WHAT YOU WILL DO. Copy the material that follows word for word and omit its pictures.

Some records
********
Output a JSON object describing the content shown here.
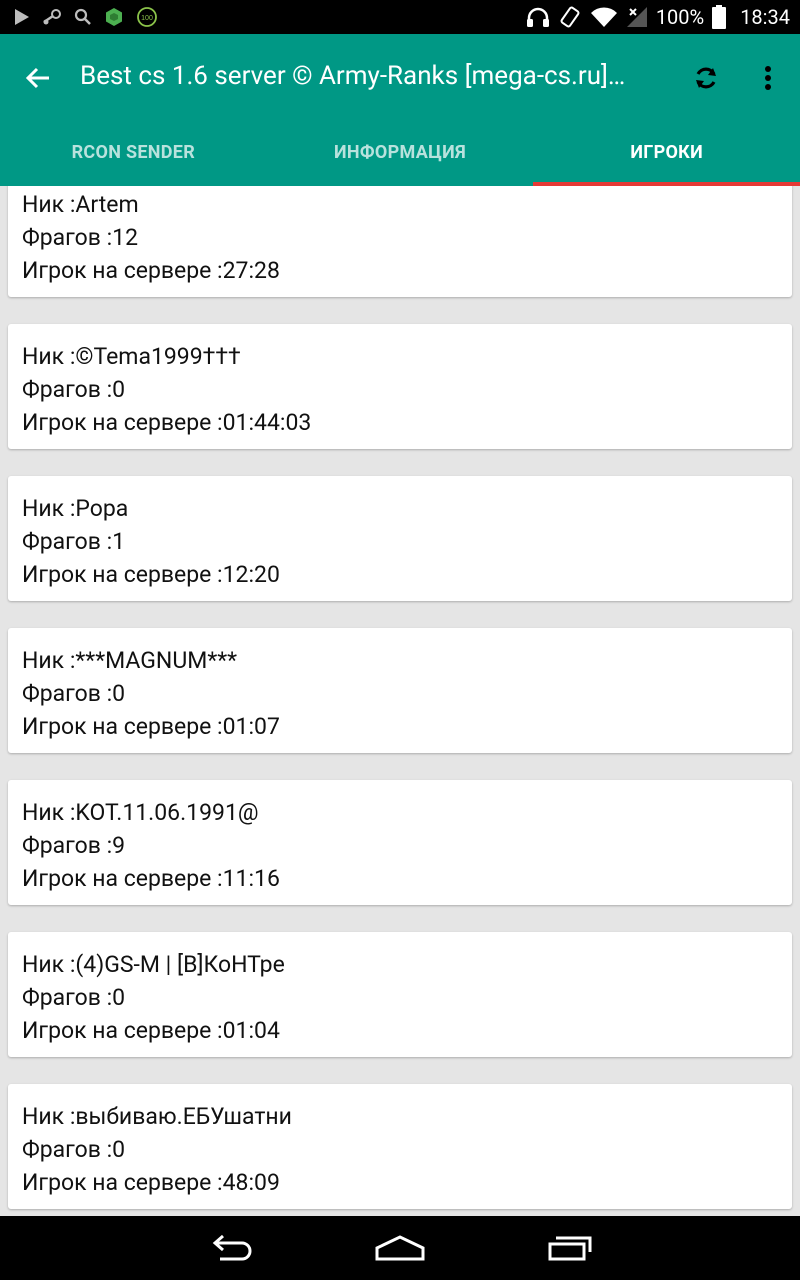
{
  "status_bar": {
    "battery_percent": "100%",
    "time": "18:34",
    "icons": [
      "play-store-icon",
      "steam-icon",
      "search-icon",
      "game-icon",
      "badge-100-icon",
      "headphones-icon",
      "rotate-icon",
      "wifi-icon",
      "signal-icon",
      "battery-icon"
    ],
    "badge_text": "100"
  },
  "app_bar": {
    "title": "Best cs 1.6 server © Army-Ranks [mega-cs.ru]…",
    "background": "#009885",
    "tab_indicator_color": "#e53935"
  },
  "tabs": [
    {
      "label": "RCON SENDER",
      "active": false
    },
    {
      "label": "ИНФОРМАЦИЯ",
      "active": false
    },
    {
      "label": "ИГРОКИ",
      "active": true
    }
  ],
  "players": [
    {
      "nick": "Ник :Artem",
      "frags": "Фрагов :12",
      "time": "Игрок на сервере :27:28"
    },
    {
      "nick": "Ник :©Tema1999†††",
      "frags": "Фрагов :0",
      "time": "Игрок на сервере :01:44:03"
    },
    {
      "nick": "Ник :Popa",
      "frags": "Фрагов :1",
      "time": "Игрок на сервере :12:20"
    },
    {
      "nick": "Ник :***MAGNUM***",
      "frags": "Фрагов :0",
      "time": "Игрок на сервере :01:07"
    },
    {
      "nick": "Ник :KOT.11.06.1991@",
      "frags": "Фрагов :9",
      "time": "Игрок на сервере :11:16"
    },
    {
      "nick": "Ник :(4)GS-M | [B]КоНТре",
      "frags": "Фрагов :0",
      "time": "Игрок на сервере :01:04"
    },
    {
      "nick": "Ник :выбиваю.ЕБУшатни",
      "frags": "Фрагов :0",
      "time": "Игрок на сервере :48:09"
    }
  ]
}
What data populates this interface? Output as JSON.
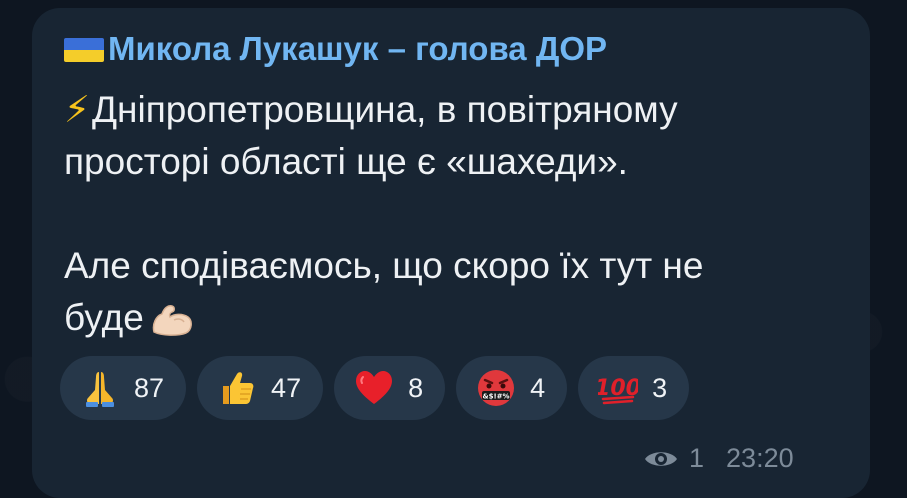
{
  "message": {
    "sender": "Микола Лукашук – голова ДОР",
    "line1": "Дніпропетровщина, в повітряному",
    "line2": "просторі області ще є «шахеди».",
    "line3": "Але сподіваємось, що скоро їх тут не",
    "line4": "буде",
    "sender_icon": "ukraine-flag-icon",
    "lead_icon": "lightning-icon",
    "trail_icon": "flexed-biceps-icon"
  },
  "reactions": [
    {
      "icon": "folded-hands-icon",
      "count": "87"
    },
    {
      "icon": "thumbs-up-icon",
      "count": "47"
    },
    {
      "icon": "red-heart-icon",
      "count": "8"
    },
    {
      "icon": "cursing-face-icon",
      "count": "4"
    },
    {
      "icon": "hundred-points-icon",
      "count": "3"
    }
  ],
  "meta": {
    "views": "1",
    "time": "23:20",
    "views_icon": "eye-icon"
  },
  "colors": {
    "background": "#0e1621",
    "bubble": "#182533",
    "sender": "#71b6f2",
    "text": "#eef1f4",
    "reaction_bg": "#263749",
    "meta": "#7d8b99"
  }
}
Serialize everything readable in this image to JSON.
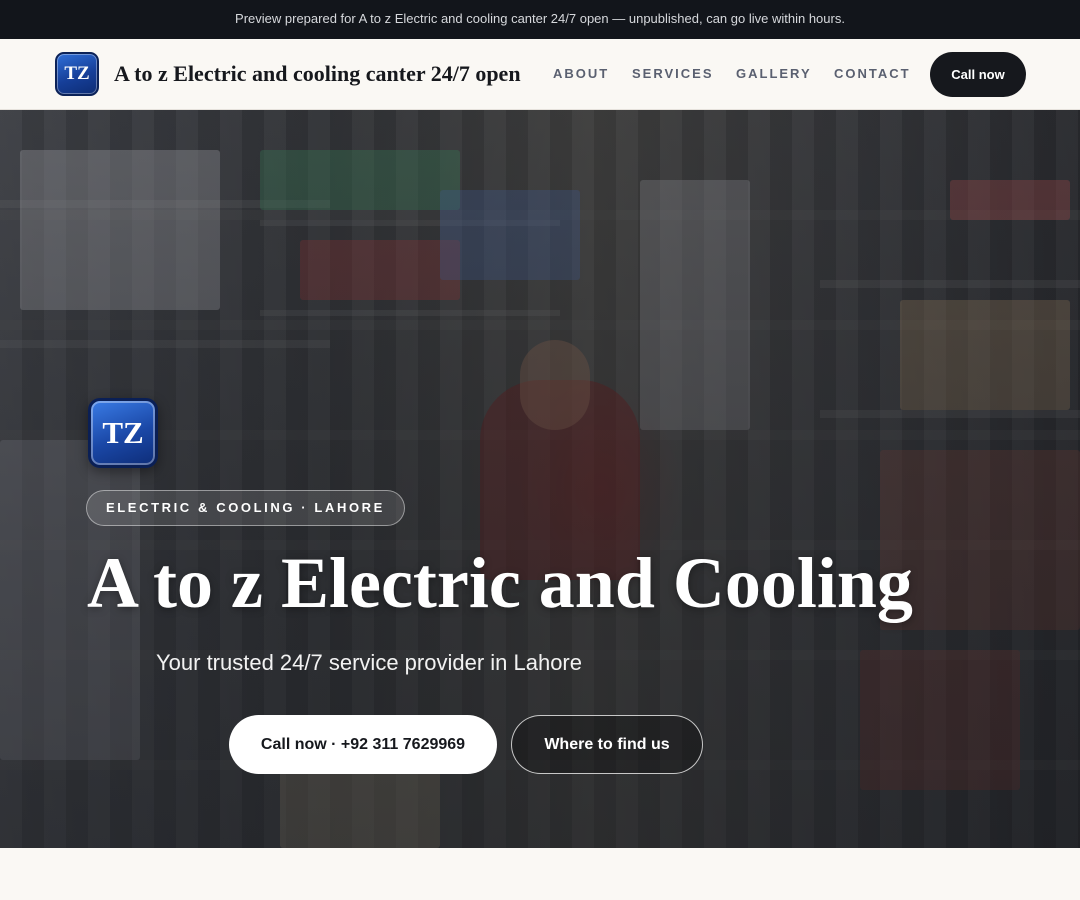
{
  "preview_banner": {
    "text": "Preview prepared for A to z Electric and cooling canter 24/7 open — unpublished, can go live within hours."
  },
  "header": {
    "logo_text": "TZ",
    "brand_name": "A to z Electric and cooling canter 24/7 open",
    "nav": [
      "ABOUT",
      "SERVICES",
      "GALLERY",
      "CONTACT"
    ],
    "call_label": "Call now"
  },
  "hero": {
    "logo_text": "TZ",
    "eyebrow": "ELECTRIC & COOLING · LAHORE",
    "title": "A to z Electric and Cooling",
    "subtitle": "Your trusted 24/7 service provider in Lahore",
    "primary_button": "Call now · +92 311 7629969",
    "secondary_button": "Where to find us"
  },
  "colors": {
    "banner_bg": "#12151b",
    "nav_bg": "#faf8f4",
    "dark_button": "#16181d",
    "logo_blue": "#163f99"
  }
}
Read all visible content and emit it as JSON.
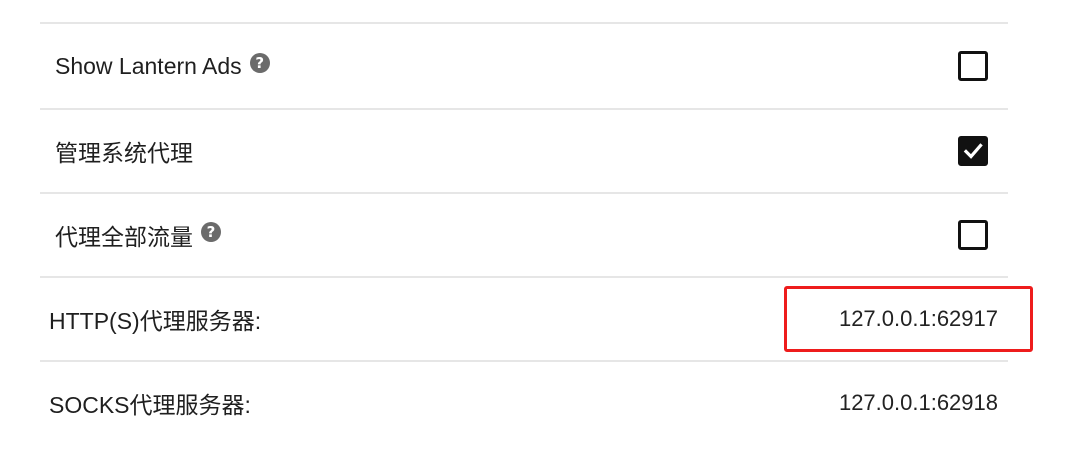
{
  "settings": {
    "show_lantern_ads": {
      "label": "Show Lantern Ads",
      "checked": false
    },
    "manage_system_proxy": {
      "label": "管理系统代理",
      "checked": true
    },
    "proxy_all_traffic": {
      "label": "代理全部流量",
      "checked": false
    },
    "http_proxy": {
      "label": "HTTP(S)代理服务器:",
      "value": "127.0.0.1:62917"
    },
    "socks_proxy": {
      "label": "SOCKS代理服务器:",
      "value": "127.0.0.1:62918"
    }
  },
  "icons": {
    "help": "question-circle-icon",
    "check": "checkmark-icon"
  },
  "colors": {
    "highlight_border": "#ee1c1c",
    "divider": "#e6e6e6",
    "checkbox": "#111111"
  }
}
********
SOLUTION FOR THIS PROBLEM.
Output a JSON object describing the content shown here.
{
  "status_bar": {
    "battery_percent": "100%",
    "time": "18:34",
    "icons": [
      "play-store-icon",
      "steam-icon",
      "search-icon",
      "game-icon",
      "badge-100-icon",
      "headphones-icon",
      "rotate-icon",
      "wifi-icon",
      "signal-icon",
      "battery-icon"
    ],
    "badge_text": "100"
  },
  "app_bar": {
    "title": "Best cs 1.6 server © Army-Ranks [mega-cs.ru]…",
    "background": "#009885",
    "tab_indicator_color": "#e53935"
  },
  "tabs": [
    {
      "label": "RCON SENDER",
      "active": false
    },
    {
      "label": "ИНФОРМАЦИЯ",
      "active": false
    },
    {
      "label": "ИГРОКИ",
      "active": true
    }
  ],
  "players": [
    {
      "nick": "Ник :Artem",
      "frags": "Фрагов :12",
      "time": "Игрок на сервере :27:28"
    },
    {
      "nick": "Ник :©Tema1999†††",
      "frags": "Фрагов :0",
      "time": "Игрок на сервере :01:44:03"
    },
    {
      "nick": "Ник :Popa",
      "frags": "Фрагов :1",
      "time": "Игрок на сервере :12:20"
    },
    {
      "nick": "Ник :***MAGNUM***",
      "frags": "Фрагов :0",
      "time": "Игрок на сервере :01:07"
    },
    {
      "nick": "Ник :KOT.11.06.1991@",
      "frags": "Фрагов :9",
      "time": "Игрок на сервере :11:16"
    },
    {
      "nick": "Ник :(4)GS-M | [B]КоНТре",
      "frags": "Фрагов :0",
      "time": "Игрок на сервере :01:04"
    },
    {
      "nick": "Ник :выбиваю.ЕБУшатни",
      "frags": "Фрагов :0",
      "time": "Игрок на сервере :48:09"
    }
  ]
}
What data populates this interface? Output as JSON.
{
  "message": {
    "sender": "Микола Лукашук – голова ДОР",
    "line1": "Дніпропетровщина, в повітряному",
    "line2": "просторі області ще є «шахеди».",
    "line3": "Але сподіваємось, що скоро їх тут не",
    "line4": "буде",
    "sender_icon": "ukraine-flag-icon",
    "lead_icon": "lightning-icon",
    "trail_icon": "flexed-biceps-icon"
  },
  "reactions": [
    {
      "icon": "folded-hands-icon",
      "count": "87"
    },
    {
      "icon": "thumbs-up-icon",
      "count": "47"
    },
    {
      "icon": "red-heart-icon",
      "count": "8"
    },
    {
      "icon": "cursing-face-icon",
      "count": "4"
    },
    {
      "icon": "hundred-points-icon",
      "count": "3"
    }
  ],
  "meta": {
    "views": "1",
    "time": "23:20",
    "views_icon": "eye-icon"
  },
  "colors": {
    "background": "#0e1621",
    "bubble": "#182533",
    "sender": "#71b6f2",
    "text": "#eef1f4",
    "reaction_bg": "#263749",
    "meta": "#7d8b99"
  }
}
Serialize everything readable in this image to JSON.
{
  "preview_banner": {
    "text": "Preview prepared for A to z Electric and cooling canter 24/7 open — unpublished, can go live within hours."
  },
  "header": {
    "logo_text": "TZ",
    "brand_name": "A to z Electric and cooling canter 24/7 open",
    "nav": [
      "ABOUT",
      "SERVICES",
      "GALLERY",
      "CONTACT"
    ],
    "call_label": "Call now"
  },
  "hero": {
    "logo_text": "TZ",
    "eyebrow": "ELECTRIC & COOLING · LAHORE",
    "title": "A to z Electric and Cooling",
    "subtitle": "Your trusted 24/7 service provider in Lahore",
    "primary_button": "Call now · +92 311 7629969",
    "secondary_button": "Where to find us"
  },
  "colors": {
    "banner_bg": "#12151b",
    "nav_bg": "#faf8f4",
    "dark_button": "#16181d",
    "logo_blue": "#163f99"
  }
}
Read all visible content and emit it as JSON.
{
  "settings": {
    "show_lantern_ads": {
      "label": "Show Lantern Ads",
      "checked": false
    },
    "manage_system_proxy": {
      "label": "管理系统代理",
      "checked": true
    },
    "proxy_all_traffic": {
      "label": "代理全部流量",
      "checked": false
    },
    "http_proxy": {
      "label": "HTTP(S)代理服务器:",
      "value": "127.0.0.1:62917"
    },
    "socks_proxy": {
      "label": "SOCKS代理服务器:",
      "value": "127.0.0.1:62918"
    }
  },
  "icons": {
    "help": "question-circle-icon",
    "check": "checkmark-icon"
  },
  "colors": {
    "highlight_border": "#ee1c1c",
    "divider": "#e6e6e6",
    "checkbox": "#111111"
  }
}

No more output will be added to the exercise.